[Extracted records]

■ ■ ■

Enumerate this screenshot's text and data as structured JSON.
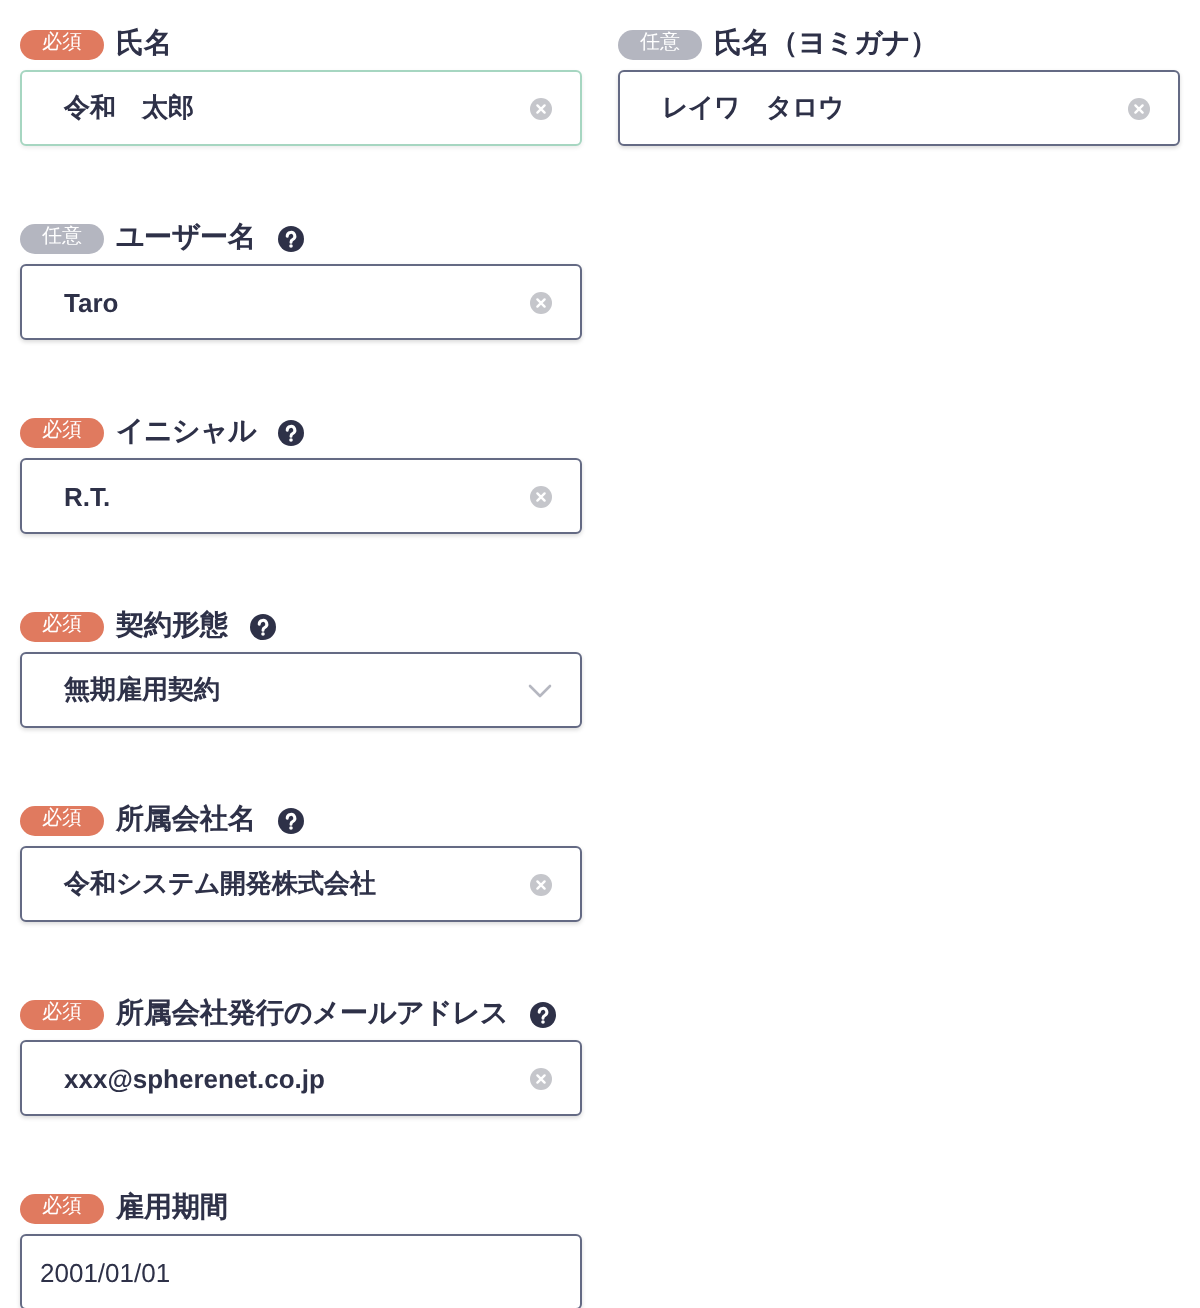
{
  "rows": [
    [
      {
        "badge": "必須",
        "required": true,
        "label": "氏名",
        "help": false,
        "kind": "text",
        "value": "令和　太郎",
        "focused": true
      },
      {
        "badge": "任意",
        "required": false,
        "label": "氏名（ヨミガナ）",
        "help": false,
        "kind": "text",
        "value": "レイワ　タロウ",
        "focused": false
      }
    ],
    [
      {
        "badge": "任意",
        "required": false,
        "label": "ユーザー名",
        "help": true,
        "kind": "text",
        "value": "Taro",
        "focused": false
      }
    ],
    [
      {
        "badge": "必須",
        "required": true,
        "label": "イニシャル",
        "help": true,
        "kind": "text",
        "value": "R.T.",
        "focused": false
      }
    ],
    [
      {
        "badge": "必須",
        "required": true,
        "label": "契約形態",
        "help": true,
        "kind": "select",
        "value": "無期雇用契約",
        "focused": false
      }
    ],
    [
      {
        "badge": "必須",
        "required": true,
        "label": "所属会社名",
        "help": true,
        "kind": "text",
        "value": "令和システム開発株式会社",
        "focused": false
      }
    ],
    [
      {
        "badge": "必須",
        "required": true,
        "label": "所属会社発行のメールアドレス",
        "help": true,
        "kind": "text",
        "value": "xxx@spherenet.co.jp",
        "focused": false
      }
    ],
    [
      {
        "badge": "必須",
        "required": true,
        "label": "雇用期間",
        "help": false,
        "kind": "date",
        "value": "2001/01/01",
        "focused": false
      }
    ]
  ]
}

■ ■ ■

● **TASK STATEMENT**:
Leave out the pictures and retype every line above exactly.

● **EXPECTED OUTPUT**:
Enumerate this screenshot's text and data as structured JSON.
{
  "rows": [
    [
      {
        "badge": "必須",
        "required": true,
        "label": "氏名",
        "help": false,
        "kind": "text",
        "value": "令和　太郎",
        "focused": true
      },
      {
        "badge": "任意",
        "required": false,
        "label": "氏名（ヨミガナ）",
        "help": false,
        "kind": "text",
        "value": "レイワ　タロウ",
        "focused": false
      }
    ],
    [
      {
        "badge": "任意",
        "required": false,
        "label": "ユーザー名",
        "help": true,
        "kind": "text",
        "value": "Taro",
        "focused": false
      }
    ],
    [
      {
        "badge": "必須",
        "required": true,
        "label": "イニシャル",
        "help": true,
        "kind": "text",
        "value": "R.T.",
        "focused": false
      }
    ],
    [
      {
        "badge": "必須",
        "required": true,
        "label": "契約形態",
        "help": true,
        "kind": "select",
        "value": "無期雇用契約",
        "focused": false
      }
    ],
    [
      {
        "badge": "必須",
        "required": true,
        "label": "所属会社名",
        "help": true,
        "kind": "text",
        "value": "令和システム開発株式会社",
        "focused": false
      }
    ],
    [
      {
        "badge": "必須",
        "required": true,
        "label": "所属会社発行のメールアドレス",
        "help": true,
        "kind": "text",
        "value": "xxx@spherenet.co.jp",
        "focused": false
      }
    ],
    [
      {
        "badge": "必須",
        "required": true,
        "label": "雇用期間",
        "help": false,
        "kind": "date",
        "value": "2001/01/01",
        "focused": false
      }
    ]
  ]
}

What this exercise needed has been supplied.